**DATA FOR THIS EXERCISE**

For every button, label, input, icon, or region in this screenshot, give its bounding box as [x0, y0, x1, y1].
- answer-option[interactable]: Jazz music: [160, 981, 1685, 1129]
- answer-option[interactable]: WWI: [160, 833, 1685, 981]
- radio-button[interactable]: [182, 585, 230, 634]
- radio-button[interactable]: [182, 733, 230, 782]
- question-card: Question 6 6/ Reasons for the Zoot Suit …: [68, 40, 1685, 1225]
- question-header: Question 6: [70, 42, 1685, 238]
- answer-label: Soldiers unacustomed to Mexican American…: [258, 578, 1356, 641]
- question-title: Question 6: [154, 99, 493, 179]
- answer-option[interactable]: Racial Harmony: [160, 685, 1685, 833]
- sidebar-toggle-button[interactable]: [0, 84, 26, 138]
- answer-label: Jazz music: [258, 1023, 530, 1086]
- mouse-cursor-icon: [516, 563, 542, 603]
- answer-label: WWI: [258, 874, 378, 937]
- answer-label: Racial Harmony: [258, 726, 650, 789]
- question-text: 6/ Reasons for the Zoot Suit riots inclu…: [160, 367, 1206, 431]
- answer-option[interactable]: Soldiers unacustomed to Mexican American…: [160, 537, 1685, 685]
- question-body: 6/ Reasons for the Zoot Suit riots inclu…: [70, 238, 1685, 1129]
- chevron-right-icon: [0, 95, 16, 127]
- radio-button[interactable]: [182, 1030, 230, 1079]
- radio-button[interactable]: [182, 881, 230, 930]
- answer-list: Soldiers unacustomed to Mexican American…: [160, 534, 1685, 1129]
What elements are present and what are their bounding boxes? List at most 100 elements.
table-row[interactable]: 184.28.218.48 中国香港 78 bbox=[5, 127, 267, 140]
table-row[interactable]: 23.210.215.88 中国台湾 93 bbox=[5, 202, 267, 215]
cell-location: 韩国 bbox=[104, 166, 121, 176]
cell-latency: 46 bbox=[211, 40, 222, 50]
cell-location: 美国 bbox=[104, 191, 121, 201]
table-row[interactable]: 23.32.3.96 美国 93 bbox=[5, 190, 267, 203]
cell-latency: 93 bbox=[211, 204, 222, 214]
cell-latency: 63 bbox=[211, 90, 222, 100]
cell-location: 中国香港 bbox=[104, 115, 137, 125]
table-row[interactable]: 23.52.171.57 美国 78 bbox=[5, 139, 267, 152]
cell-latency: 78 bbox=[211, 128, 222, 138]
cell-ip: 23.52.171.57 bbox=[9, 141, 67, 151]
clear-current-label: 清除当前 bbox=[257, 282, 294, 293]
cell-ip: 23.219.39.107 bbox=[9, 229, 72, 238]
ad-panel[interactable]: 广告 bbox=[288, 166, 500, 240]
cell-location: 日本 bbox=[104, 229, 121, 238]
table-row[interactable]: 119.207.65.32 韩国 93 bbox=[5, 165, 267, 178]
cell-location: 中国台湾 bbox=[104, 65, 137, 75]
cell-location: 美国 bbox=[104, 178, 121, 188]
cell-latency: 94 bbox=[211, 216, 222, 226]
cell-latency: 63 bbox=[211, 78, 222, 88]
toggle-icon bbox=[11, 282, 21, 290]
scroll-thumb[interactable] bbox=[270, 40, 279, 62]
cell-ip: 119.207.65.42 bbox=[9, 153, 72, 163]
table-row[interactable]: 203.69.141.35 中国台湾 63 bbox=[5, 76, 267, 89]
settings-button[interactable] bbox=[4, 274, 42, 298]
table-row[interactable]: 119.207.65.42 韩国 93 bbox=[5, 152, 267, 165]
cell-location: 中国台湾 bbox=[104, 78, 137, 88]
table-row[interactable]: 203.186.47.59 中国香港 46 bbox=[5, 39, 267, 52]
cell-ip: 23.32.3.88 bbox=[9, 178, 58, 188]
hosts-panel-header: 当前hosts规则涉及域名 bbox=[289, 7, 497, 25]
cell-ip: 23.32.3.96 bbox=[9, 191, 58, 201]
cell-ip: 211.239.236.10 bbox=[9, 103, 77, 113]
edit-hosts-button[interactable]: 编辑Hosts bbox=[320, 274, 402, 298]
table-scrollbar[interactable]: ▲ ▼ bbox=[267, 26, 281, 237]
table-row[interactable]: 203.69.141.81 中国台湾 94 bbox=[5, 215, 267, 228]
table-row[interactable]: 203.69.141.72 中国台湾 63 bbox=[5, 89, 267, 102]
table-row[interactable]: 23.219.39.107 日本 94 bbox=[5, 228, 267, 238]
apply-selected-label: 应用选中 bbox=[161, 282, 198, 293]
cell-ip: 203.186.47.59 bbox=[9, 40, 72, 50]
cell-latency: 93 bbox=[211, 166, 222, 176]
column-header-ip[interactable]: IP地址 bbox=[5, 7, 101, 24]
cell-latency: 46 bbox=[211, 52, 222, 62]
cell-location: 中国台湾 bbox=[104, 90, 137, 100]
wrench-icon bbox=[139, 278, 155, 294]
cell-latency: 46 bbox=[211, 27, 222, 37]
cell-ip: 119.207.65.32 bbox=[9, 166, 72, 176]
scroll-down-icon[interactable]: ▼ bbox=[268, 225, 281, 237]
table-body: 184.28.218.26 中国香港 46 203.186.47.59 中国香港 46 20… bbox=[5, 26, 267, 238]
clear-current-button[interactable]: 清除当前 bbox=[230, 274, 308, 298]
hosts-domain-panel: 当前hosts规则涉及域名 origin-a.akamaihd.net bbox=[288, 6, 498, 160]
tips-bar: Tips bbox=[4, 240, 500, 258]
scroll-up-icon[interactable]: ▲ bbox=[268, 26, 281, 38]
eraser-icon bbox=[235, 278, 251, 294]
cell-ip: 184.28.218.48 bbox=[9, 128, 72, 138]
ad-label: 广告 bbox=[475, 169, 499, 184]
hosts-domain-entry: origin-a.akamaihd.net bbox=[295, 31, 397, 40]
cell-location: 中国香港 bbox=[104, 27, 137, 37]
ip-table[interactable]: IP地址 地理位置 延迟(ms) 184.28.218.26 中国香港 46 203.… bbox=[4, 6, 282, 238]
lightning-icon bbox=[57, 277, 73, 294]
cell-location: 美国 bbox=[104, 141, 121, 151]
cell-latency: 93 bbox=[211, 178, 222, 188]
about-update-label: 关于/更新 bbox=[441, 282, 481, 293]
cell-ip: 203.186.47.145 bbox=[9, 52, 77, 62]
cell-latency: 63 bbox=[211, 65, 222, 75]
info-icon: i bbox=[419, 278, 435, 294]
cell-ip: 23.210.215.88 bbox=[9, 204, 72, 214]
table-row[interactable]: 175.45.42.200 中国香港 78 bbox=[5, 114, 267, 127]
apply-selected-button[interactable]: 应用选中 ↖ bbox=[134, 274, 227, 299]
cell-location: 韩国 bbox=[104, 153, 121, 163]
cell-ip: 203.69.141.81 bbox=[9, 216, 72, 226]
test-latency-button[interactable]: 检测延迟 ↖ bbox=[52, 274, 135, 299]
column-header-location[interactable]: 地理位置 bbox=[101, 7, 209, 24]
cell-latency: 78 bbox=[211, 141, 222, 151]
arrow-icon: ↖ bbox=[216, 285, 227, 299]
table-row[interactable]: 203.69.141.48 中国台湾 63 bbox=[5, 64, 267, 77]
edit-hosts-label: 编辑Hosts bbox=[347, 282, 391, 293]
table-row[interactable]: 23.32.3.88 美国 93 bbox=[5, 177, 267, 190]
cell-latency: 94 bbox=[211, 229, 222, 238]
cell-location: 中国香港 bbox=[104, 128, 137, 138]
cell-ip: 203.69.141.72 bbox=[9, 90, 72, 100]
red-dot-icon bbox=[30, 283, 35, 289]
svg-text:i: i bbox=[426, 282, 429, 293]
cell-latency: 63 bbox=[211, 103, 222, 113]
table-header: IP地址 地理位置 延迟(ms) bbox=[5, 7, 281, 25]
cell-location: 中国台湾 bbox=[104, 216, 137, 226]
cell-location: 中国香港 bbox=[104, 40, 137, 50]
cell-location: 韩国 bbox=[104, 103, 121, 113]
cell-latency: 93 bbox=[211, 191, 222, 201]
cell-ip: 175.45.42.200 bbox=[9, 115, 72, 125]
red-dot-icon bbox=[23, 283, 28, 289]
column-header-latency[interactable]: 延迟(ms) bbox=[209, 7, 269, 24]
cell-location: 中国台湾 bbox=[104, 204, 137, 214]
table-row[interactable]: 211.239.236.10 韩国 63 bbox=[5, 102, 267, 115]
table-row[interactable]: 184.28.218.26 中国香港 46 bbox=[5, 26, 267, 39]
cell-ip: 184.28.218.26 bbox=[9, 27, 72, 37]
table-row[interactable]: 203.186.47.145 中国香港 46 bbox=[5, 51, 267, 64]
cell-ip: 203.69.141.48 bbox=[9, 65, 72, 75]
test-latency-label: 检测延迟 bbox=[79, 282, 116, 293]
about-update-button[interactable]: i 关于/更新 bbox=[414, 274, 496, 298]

**TASK DETAILS**
Copy out the material word for word, from its very first line down to the line containing "- radio-button[interactable]: [182, 585, 230, 634]", including that line.

**ANSWER FOR THE TASK**
For every button, label, input, icon, or region in this screenshot, give its bounding box as [x0, y0, x1, y1].
- answer-option[interactable]: Jazz music: [160, 981, 1685, 1129]
- answer-option[interactable]: WWI: [160, 833, 1685, 981]
- radio-button[interactable]: [182, 585, 230, 634]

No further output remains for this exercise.